Goal: Gather all lines from the material that contain the word "Maini".

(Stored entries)
-*-*-

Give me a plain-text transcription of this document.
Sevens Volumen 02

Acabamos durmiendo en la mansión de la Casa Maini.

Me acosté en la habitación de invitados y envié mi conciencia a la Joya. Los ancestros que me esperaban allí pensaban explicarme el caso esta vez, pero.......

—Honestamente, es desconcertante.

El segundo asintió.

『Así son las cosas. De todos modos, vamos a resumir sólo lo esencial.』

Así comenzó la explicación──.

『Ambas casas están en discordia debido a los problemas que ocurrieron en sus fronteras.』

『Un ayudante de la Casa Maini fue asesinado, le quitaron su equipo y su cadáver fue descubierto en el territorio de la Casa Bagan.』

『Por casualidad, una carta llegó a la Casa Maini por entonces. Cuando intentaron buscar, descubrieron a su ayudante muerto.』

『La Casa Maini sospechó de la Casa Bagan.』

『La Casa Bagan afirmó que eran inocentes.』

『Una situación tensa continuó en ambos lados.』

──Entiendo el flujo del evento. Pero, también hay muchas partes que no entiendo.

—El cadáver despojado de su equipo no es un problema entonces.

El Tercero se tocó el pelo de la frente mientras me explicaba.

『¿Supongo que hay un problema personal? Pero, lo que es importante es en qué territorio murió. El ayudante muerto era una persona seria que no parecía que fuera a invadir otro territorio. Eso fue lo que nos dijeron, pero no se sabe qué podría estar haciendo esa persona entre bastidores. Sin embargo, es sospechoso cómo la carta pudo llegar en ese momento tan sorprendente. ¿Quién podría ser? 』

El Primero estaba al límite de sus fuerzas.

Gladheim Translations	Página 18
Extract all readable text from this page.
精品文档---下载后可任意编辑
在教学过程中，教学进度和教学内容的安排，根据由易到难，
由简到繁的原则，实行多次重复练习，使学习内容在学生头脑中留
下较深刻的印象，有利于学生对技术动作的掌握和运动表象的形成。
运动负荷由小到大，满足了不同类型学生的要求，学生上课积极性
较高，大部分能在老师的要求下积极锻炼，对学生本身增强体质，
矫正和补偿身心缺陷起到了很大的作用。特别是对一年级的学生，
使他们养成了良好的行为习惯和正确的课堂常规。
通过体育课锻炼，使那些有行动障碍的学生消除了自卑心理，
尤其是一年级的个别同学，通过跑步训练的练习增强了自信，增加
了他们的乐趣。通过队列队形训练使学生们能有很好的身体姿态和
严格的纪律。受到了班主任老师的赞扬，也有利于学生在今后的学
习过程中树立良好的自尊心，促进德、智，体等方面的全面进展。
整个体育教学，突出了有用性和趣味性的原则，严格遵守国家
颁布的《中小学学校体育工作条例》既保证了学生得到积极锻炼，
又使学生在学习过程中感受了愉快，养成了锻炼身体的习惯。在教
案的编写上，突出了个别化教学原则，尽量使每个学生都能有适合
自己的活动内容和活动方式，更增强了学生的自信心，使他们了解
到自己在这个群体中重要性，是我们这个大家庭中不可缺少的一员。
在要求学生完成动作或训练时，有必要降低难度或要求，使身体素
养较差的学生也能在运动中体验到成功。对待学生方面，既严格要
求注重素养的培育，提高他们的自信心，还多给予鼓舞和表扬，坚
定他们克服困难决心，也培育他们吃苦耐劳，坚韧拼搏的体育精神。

-*-*-

Correct result:
Acabamos durmiendo en la mansión de la Casa Maini.
『Un ayudante de la Casa Maini fue asesinado, le quitaron su equipo y su cadáver fue descubierto en el territorio de la Casa Bagan.』
『Por casualidad, una carta llegó a la Casa Maini por entonces. Cuando intentaron buscar, descubrieron a su ayudante muerto.』
『La Casa Maini sospechó de la Casa Bagan.』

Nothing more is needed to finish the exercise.